Stated goal — Go through the listing and pick out each line with the word "United" in it.

Material —

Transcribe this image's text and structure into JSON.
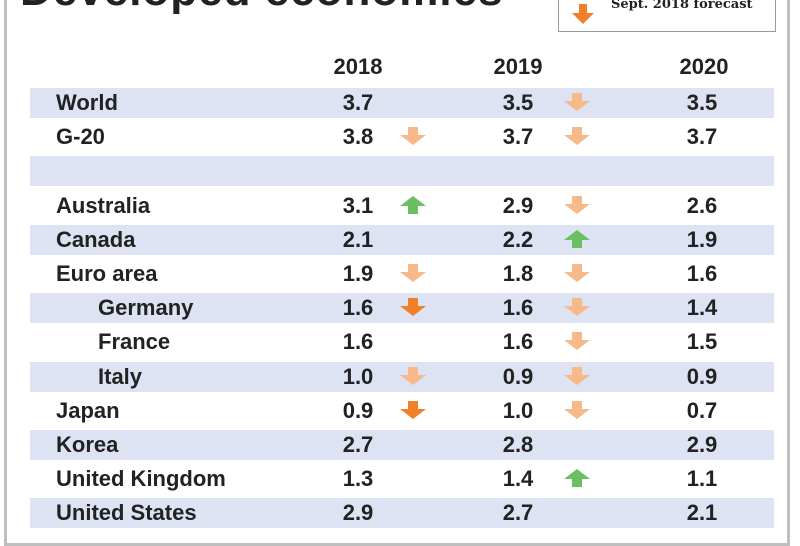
{
  "header": {
    "title": "Developed economies",
    "legend_label": "Sept. 2018 forecast",
    "legend_icon": "down-arrow-icon"
  },
  "colors": {
    "band": "#dde3f2",
    "up": "#6abf63",
    "down_light": "#f7b98a",
    "down_strong": "#f07f28",
    "frame": "#bfbfbf"
  },
  "chart_data": {
    "type": "table",
    "title": "Developed economies",
    "columns": [
      "2018",
      "2019",
      "2020"
    ],
    "rows": [
      {
        "label": "World",
        "indent": 0,
        "shaded": true,
        "values": [
          "3.7",
          "3.5",
          "3.5"
        ],
        "arrows": [
          "",
          "down-light",
          ""
        ]
      },
      {
        "label": "G-20",
        "indent": 0,
        "shaded": false,
        "values": [
          "3.8",
          "3.7",
          "3.7"
        ],
        "arrows": [
          "down-light",
          "down-light",
          ""
        ]
      },
      {
        "label": "",
        "indent": 0,
        "shaded": true,
        "values": [
          "",
          "",
          ""
        ],
        "arrows": [
          "",
          "",
          ""
        ]
      },
      {
        "label": "Australia",
        "indent": 0,
        "shaded": false,
        "values": [
          "3.1",
          "2.9",
          "2.6"
        ],
        "arrows": [
          "up",
          "down-light",
          ""
        ]
      },
      {
        "label": "Canada",
        "indent": 0,
        "shaded": true,
        "values": [
          "2.1",
          "2.2",
          "1.9"
        ],
        "arrows": [
          "",
          "up",
          ""
        ]
      },
      {
        "label": "Euro area",
        "indent": 0,
        "shaded": false,
        "values": [
          "1.9",
          "1.8",
          "1.6"
        ],
        "arrows": [
          "down-light",
          "down-light",
          ""
        ]
      },
      {
        "label": "Germany",
        "indent": 1,
        "shaded": true,
        "values": [
          "1.6",
          "1.6",
          "1.4"
        ],
        "arrows": [
          "down-strong",
          "down-light",
          ""
        ]
      },
      {
        "label": "France",
        "indent": 1,
        "shaded": false,
        "values": [
          "1.6",
          "1.6",
          "1.5"
        ],
        "arrows": [
          "",
          "down-light",
          ""
        ]
      },
      {
        "label": "Italy",
        "indent": 1,
        "shaded": true,
        "values": [
          "1.0",
          "0.9",
          "0.9"
        ],
        "arrows": [
          "down-light",
          "down-light",
          ""
        ]
      },
      {
        "label": "Japan",
        "indent": 0,
        "shaded": false,
        "values": [
          "0.9",
          "1.0",
          "0.7"
        ],
        "arrows": [
          "down-strong",
          "down-light",
          ""
        ]
      },
      {
        "label": "Korea",
        "indent": 0,
        "shaded": true,
        "values": [
          "2.7",
          "2.8",
          "2.9"
        ],
        "arrows": [
          "",
          "",
          ""
        ]
      },
      {
        "label": "United Kingdom",
        "indent": 0,
        "shaded": false,
        "values": [
          "1.3",
          "1.4",
          "1.1"
        ],
        "arrows": [
          "",
          "up",
          ""
        ]
      },
      {
        "label": "United States",
        "indent": 0,
        "shaded": true,
        "values": [
          "2.9",
          "2.7",
          "2.1"
        ],
        "arrows": [
          "",
          "",
          ""
        ]
      }
    ]
  }
}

In response —
        "label": "United Kingdom",
        "label": "United States",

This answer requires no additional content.